_Exercise directions_: For each line below that contains the string "this", copy that line.

_Given data_:

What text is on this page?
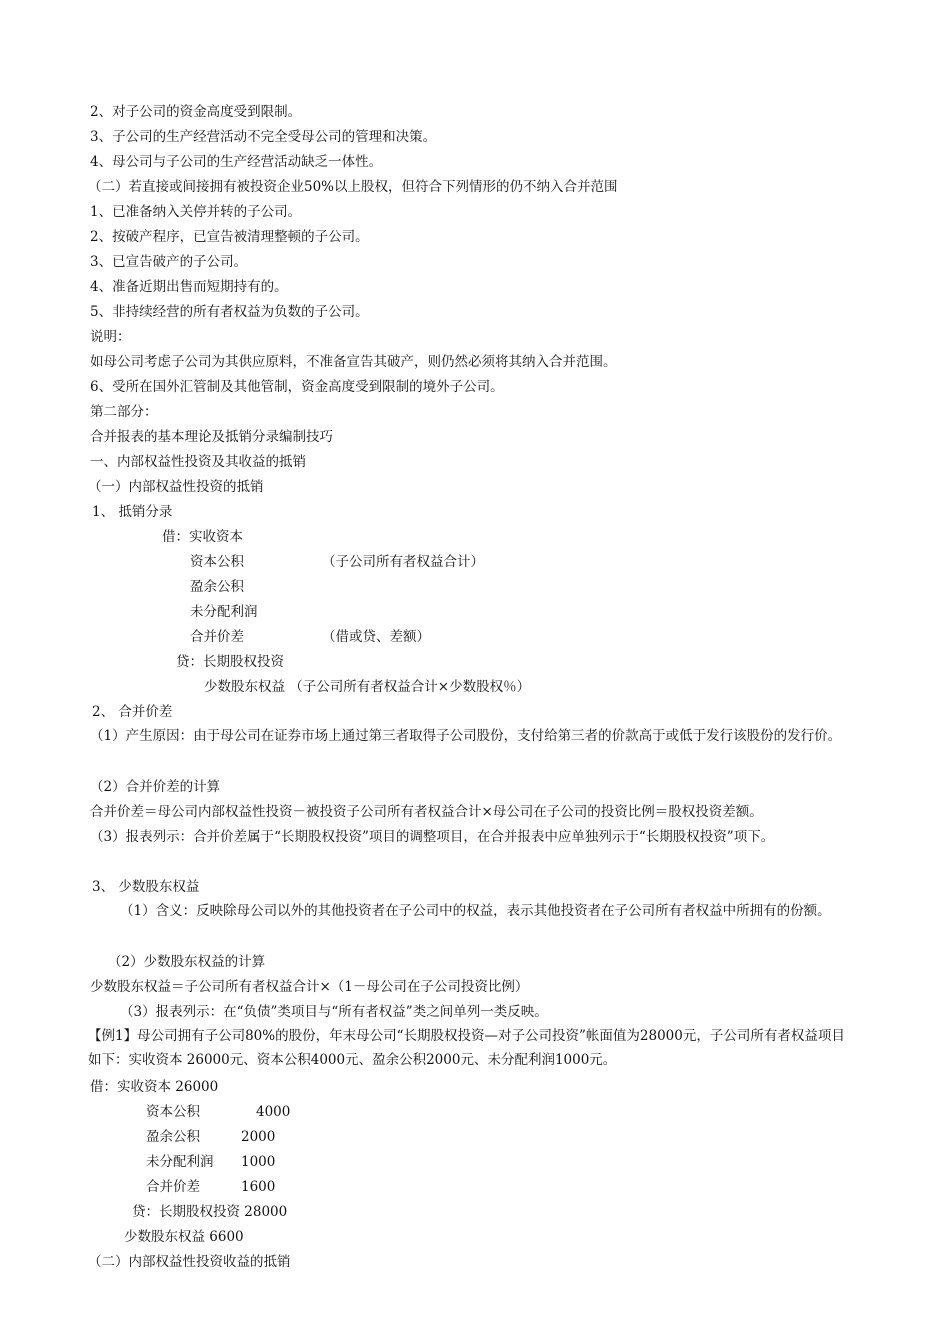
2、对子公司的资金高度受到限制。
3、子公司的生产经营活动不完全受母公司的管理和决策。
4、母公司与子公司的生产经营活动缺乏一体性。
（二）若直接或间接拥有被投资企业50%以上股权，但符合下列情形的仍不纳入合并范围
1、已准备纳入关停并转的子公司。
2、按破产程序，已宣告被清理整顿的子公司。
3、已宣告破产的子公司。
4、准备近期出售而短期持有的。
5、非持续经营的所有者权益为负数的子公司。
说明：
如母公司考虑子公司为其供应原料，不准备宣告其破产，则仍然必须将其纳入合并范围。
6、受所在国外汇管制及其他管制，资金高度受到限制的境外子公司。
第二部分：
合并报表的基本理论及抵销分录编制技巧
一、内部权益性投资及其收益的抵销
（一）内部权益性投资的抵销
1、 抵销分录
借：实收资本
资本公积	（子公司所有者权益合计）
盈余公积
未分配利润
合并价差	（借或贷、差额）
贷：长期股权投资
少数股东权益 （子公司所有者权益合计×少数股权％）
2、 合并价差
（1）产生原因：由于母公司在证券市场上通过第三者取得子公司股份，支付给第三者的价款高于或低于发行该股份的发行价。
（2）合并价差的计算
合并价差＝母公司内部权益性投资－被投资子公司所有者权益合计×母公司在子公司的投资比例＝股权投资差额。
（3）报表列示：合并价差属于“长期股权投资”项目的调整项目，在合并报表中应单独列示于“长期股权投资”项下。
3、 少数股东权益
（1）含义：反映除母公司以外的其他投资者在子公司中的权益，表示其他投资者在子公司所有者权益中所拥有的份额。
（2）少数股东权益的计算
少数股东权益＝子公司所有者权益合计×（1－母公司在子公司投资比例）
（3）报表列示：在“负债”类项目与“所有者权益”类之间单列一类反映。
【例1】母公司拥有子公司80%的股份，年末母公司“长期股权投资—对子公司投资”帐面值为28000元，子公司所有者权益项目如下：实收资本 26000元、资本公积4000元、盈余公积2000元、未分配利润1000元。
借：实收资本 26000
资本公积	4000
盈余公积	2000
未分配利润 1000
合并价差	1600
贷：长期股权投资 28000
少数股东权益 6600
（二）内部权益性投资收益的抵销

==

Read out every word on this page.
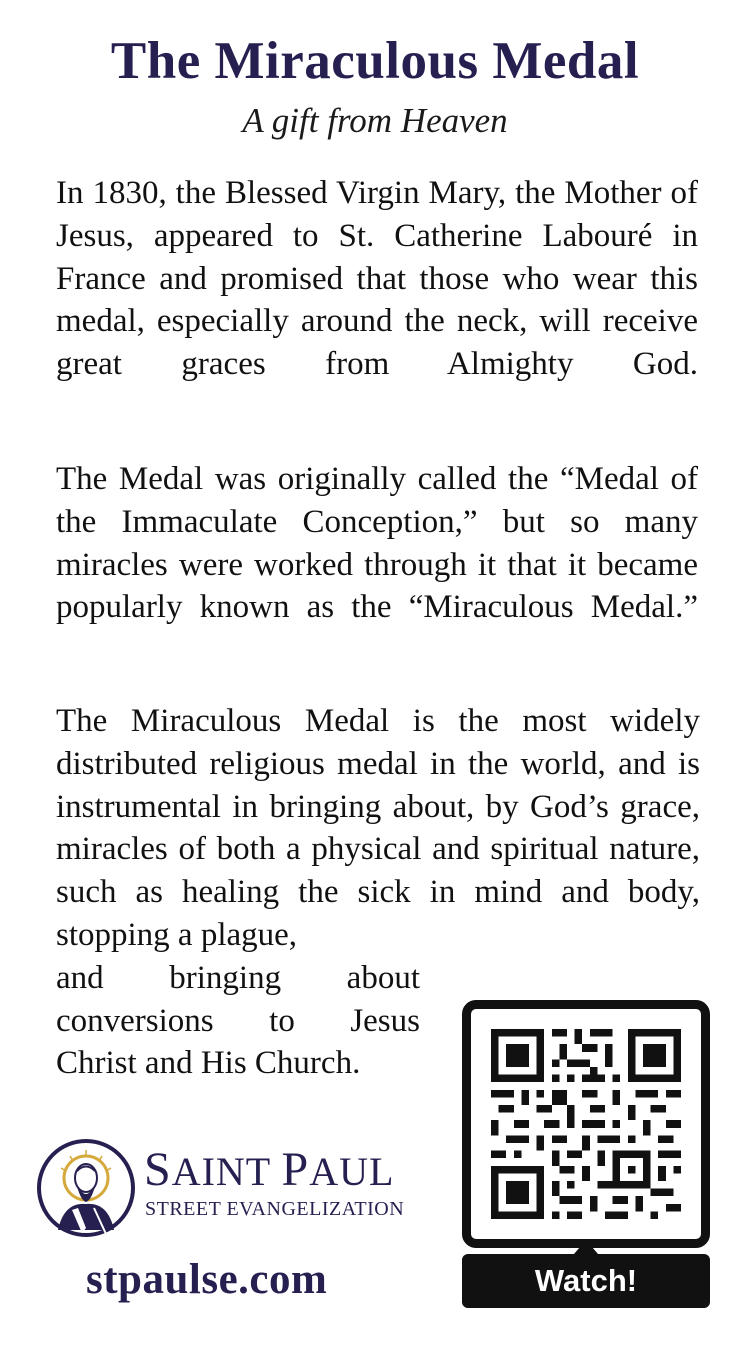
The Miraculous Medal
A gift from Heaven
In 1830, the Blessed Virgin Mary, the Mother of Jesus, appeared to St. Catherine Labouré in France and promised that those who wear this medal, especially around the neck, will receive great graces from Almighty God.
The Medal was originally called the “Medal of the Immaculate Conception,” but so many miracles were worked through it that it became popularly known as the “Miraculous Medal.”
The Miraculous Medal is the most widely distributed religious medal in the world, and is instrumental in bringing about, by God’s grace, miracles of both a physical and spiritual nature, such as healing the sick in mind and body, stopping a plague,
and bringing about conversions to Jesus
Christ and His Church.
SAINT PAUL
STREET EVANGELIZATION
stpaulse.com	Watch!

_Exercise response_:
What text is on this page?
Read out every word on this page.
In 1830, the Blessed Virgin Mary, the Mother of Jesus, appeared to St. Catherine Labouré in France and promised that those who wear this medal, especially around the neck, will receive great graces from Almighty God.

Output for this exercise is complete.